== Brief ==
Set down all of the data that follows word for word, without the images.
>> start
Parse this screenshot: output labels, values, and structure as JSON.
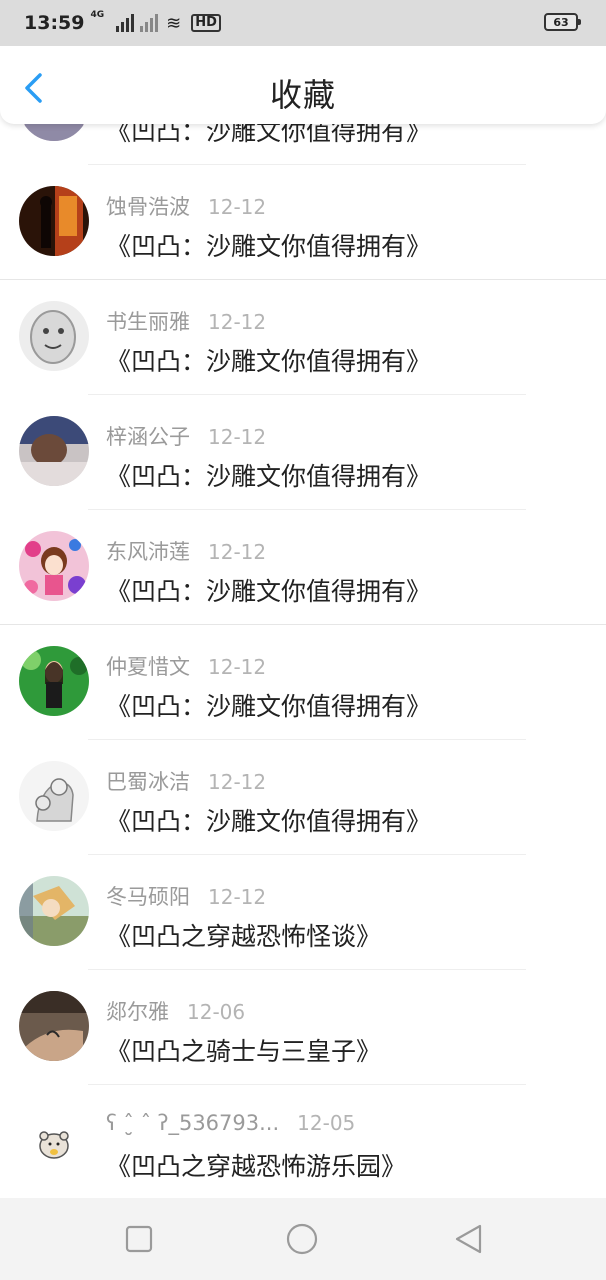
{
  "status_bar": {
    "time": "13:59",
    "network_label": "4G",
    "hd_label": "HD",
    "battery": "63"
  },
  "header": {
    "title": "收藏",
    "back_icon": "chevron-left-icon",
    "accent_color": "#2a9df4"
  },
  "favorites": [
    {
      "author": "",
      "date": "",
      "work": "《凹凸：沙雕文你值得拥有》",
      "avatar": "avatar-partial"
    },
    {
      "author": "蚀骨浩波",
      "date": "12-12",
      "work": "《凹凸：沙雕文你值得拥有》",
      "avatar": "dark-figure-avatar"
    },
    {
      "author": "书生丽雅",
      "date": "12-12",
      "work": "《凹凸：沙雕文你值得拥有》",
      "avatar": "sketch-face-avatar"
    },
    {
      "author": "梓涵公子",
      "date": "12-12",
      "work": "《凹凸：沙雕文你值得拥有》",
      "avatar": "photo-avatar"
    },
    {
      "author": "东风沛莲",
      "date": "12-12",
      "work": "《凹凸：沙雕文你值得拥有》",
      "avatar": "anime-girl-avatar"
    },
    {
      "author": "仲夏惜文",
      "date": "12-12",
      "work": "《凹凸：沙雕文你值得拥有》",
      "avatar": "green-portrait-avatar"
    },
    {
      "author": "巴蜀冰洁",
      "date": "12-12",
      "work": "《凹凸：沙雕文你值得拥有》",
      "avatar": "manga-sketch-avatar"
    },
    {
      "author": "冬马硕阳",
      "date": "12-12",
      "work": "《凹凸之穿越恐怖怪谈》",
      "avatar": "anime-boy-avatar"
    },
    {
      "author": "郯尔雅",
      "date": "12-06",
      "work": "《凹凸之骑士与三皇子》",
      "avatar": "tattoo-arm-avatar"
    },
    {
      "author": "ʕ ˆ̮ ˆ ʔ_536793...",
      "date": "12-05",
      "work": "《凹凸之穿越恐怖游乐园》",
      "avatar": "hamster-avatar"
    }
  ],
  "navbar": {
    "icons": [
      "square-recent-icon",
      "circle-home-icon",
      "triangle-back-icon"
    ]
  }
}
>> end
== Correct response ==
Parse this screenshot: output labels, values, and structure as JSON.
{
  "status_bar": {
    "time": "13:59",
    "network_label": "4G",
    "hd_label": "HD",
    "battery": "63"
  },
  "header": {
    "title": "收藏",
    "back_icon": "chevron-left-icon",
    "accent_color": "#2a9df4"
  },
  "favorites": [
    {
      "author": "",
      "date": "",
      "work": "《凹凸：沙雕文你值得拥有》",
      "avatar": "avatar-partial"
    },
    {
      "author": "蚀骨浩波",
      "date": "12-12",
      "work": "《凹凸：沙雕文你值得拥有》",
      "avatar": "dark-figure-avatar"
    },
    {
      "author": "书生丽雅",
      "date": "12-12",
      "work": "《凹凸：沙雕文你值得拥有》",
      "avatar": "sketch-face-avatar"
    },
    {
      "author": "梓涵公子",
      "date": "12-12",
      "work": "《凹凸：沙雕文你值得拥有》",
      "avatar": "photo-avatar"
    },
    {
      "author": "东风沛莲",
      "date": "12-12",
      "work": "《凹凸：沙雕文你值得拥有》",
      "avatar": "anime-girl-avatar"
    },
    {
      "author": "仲夏惜文",
      "date": "12-12",
      "work": "《凹凸：沙雕文你值得拥有》",
      "avatar": "green-portrait-avatar"
    },
    {
      "author": "巴蜀冰洁",
      "date": "12-12",
      "work": "《凹凸：沙雕文你值得拥有》",
      "avatar": "manga-sketch-avatar"
    },
    {
      "author": "冬马硕阳",
      "date": "12-12",
      "work": "《凹凸之穿越恐怖怪谈》",
      "avatar": "anime-boy-avatar"
    },
    {
      "author": "郯尔雅",
      "date": "12-06",
      "work": "《凹凸之骑士与三皇子》",
      "avatar": "tattoo-arm-avatar"
    },
    {
      "author": "ʕ ˆ̮ ˆ ʔ_536793...",
      "date": "12-05",
      "work": "《凹凸之穿越恐怖游乐园》",
      "avatar": "hamster-avatar"
    }
  ],
  "navbar": {
    "icons": [
      "square-recent-icon",
      "circle-home-icon",
      "triangle-back-icon"
    ]
  }
}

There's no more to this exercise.